### [Problem]
Identify the lines containing the word "年销售量为". Copy each one.

### [Information supplied]
-- Begin --

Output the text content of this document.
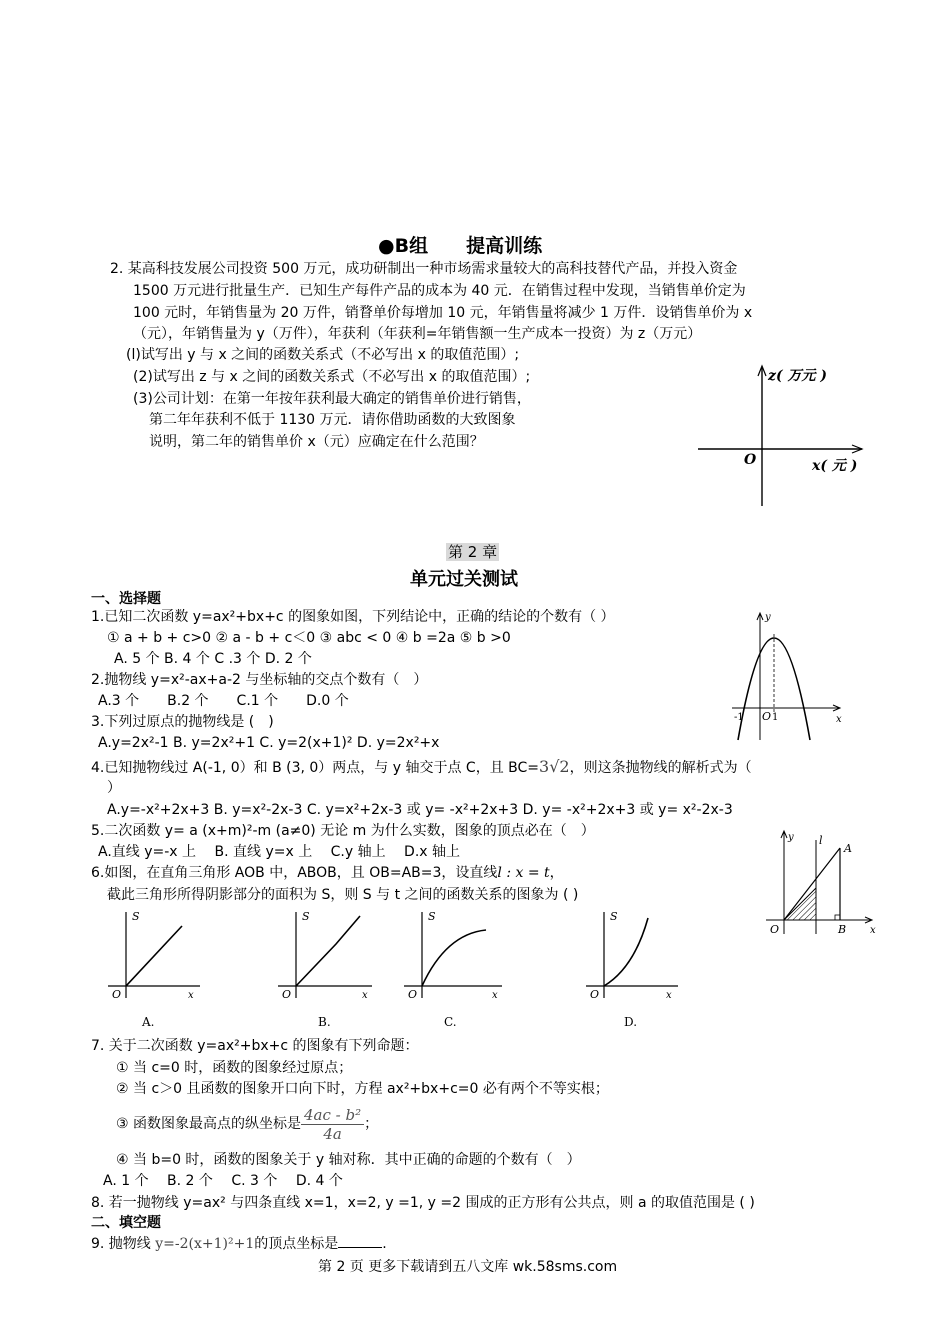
●B组　　提高训练
2. 某高科技发展公司投资 500 万元，成功研制出一种市场需求量较大的高科技替代产品，并投入资金
1500 万元进行批量生产．已知生产每件产品的成本为 40 元．在销售过程中发现，当销售单价定为
100 元时，年销售量为 20 万件，销瞀单价每增加 10 元，年销售量将减少 1 万件．设销售单价为 x
（元），年销售量为 y（万件），年获利（年获利=年销售额一生产成本一投资）为 z（万元）
(l)试写出 y 与 x 之间的函数关系式（不必写出 x 的取值范围）;
(2)试写出 z 与 x 之间的函数关系式（不必写出 x 的取值范围）;
(3)公司计划：在第一年按年获利最大确定的销售单价进行销售，
第二年年获利不低于 1130 万元．请你借助函数的大致图象
说明，第二年的销售单价 x（元）应确定在什么范围？
z( 万元 )
O	x( 元 )
第 2 章
单元过关测试
一、选择题
1.已知二次函数 y=ax²+bx+c 的图象如图，下列结论中，正确的结论的个数有（ ）
① a + b + c>0 ② a - b + c＜0 ③ abc < 0 ④ b =2a ⑤ b >0
A. 5 个 B. 4 个 C .3 个 D. 2 个
y
x
-1 O 1
2.抛物线 y=x²-ax+a-2 与坐标轴的交点个数有（　）
A.3 个　　B.2 个　　C.1 个　　D.0 个
3.下列过原点的抛物线是 (　)
A.y=2x²-1 B. y=2x²+1 C. y=2(x+1)² D. y=2x²+x
4.已知抛物线过 A(-1, 0）和 B (3, 0）两点，与 y 轴交于点 C，且 BC=3√2，则这条抛物线的解析式为（
）
A.y=-x²+2x+3 B. y=x²-2x-3 C. y=x²+2x-3 或 y= -x²+2x+3 D. y= -x²+2x+3 或 y= x²-2x-3
5.二次函数 y= a (x+m)²-m (a≠0) 无论 m 为什么实数，图象的顶点必在（　）
A.直线 y=-x 上　 B. 直线 y=x 上　 C.y 轴上　 D.x 轴上
6.如图，在直角三角形 AOB 中，ABOB，且 OB=AB=3，设直线l : x = t，
截此三角形所得阴影部分的面积为 S，则 S 与 t 之间的函数关系的图象为 ( )
y l
A
O	B x
S
O	x
A.
S
O	x
B.
S
O	x
C.
S
O	x
D.
7. 关于二次函数 y=ax²+bx+c 的图象有下列命题：
① 当 c=0 时，函数的图象经过原点；
② 当 c＞0 且函数的图象开口向下时，方程 ax²+bx+c=0 必有两个不等实根；
③ 函数图象最高点的纵坐标是 $\frac{\text{4ac - b²}}{4a}$ ；
④ 当 b=0 时，函数的图象关于 y 轴对称．其中正确的命题的个数有（　）
A. 1 个　 B. 2 个　 C. 3 个　 D. 4 个
8. 若一抛物线 y=ax² 与四条直线 x=1，x=2, y =1, y =2 围成的正方形有公共点，则 a 的取值范围是 ( )
二、填空题
9. 抛物线 y=-2(x+1)²+1的顶点坐标是	.
第 2 页 更多下载请到五八文库 wk.58sms.com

-- End --

### [Solution for this task]
100 元时，年销售量为 20 万件，销瞀单价每增加 10 元，年销售量将减少 1 万件．设销售单价为 x
（元），年销售量为 y（万件），年获利（年获利=年销售额一生产成本一投资）为 z（万元）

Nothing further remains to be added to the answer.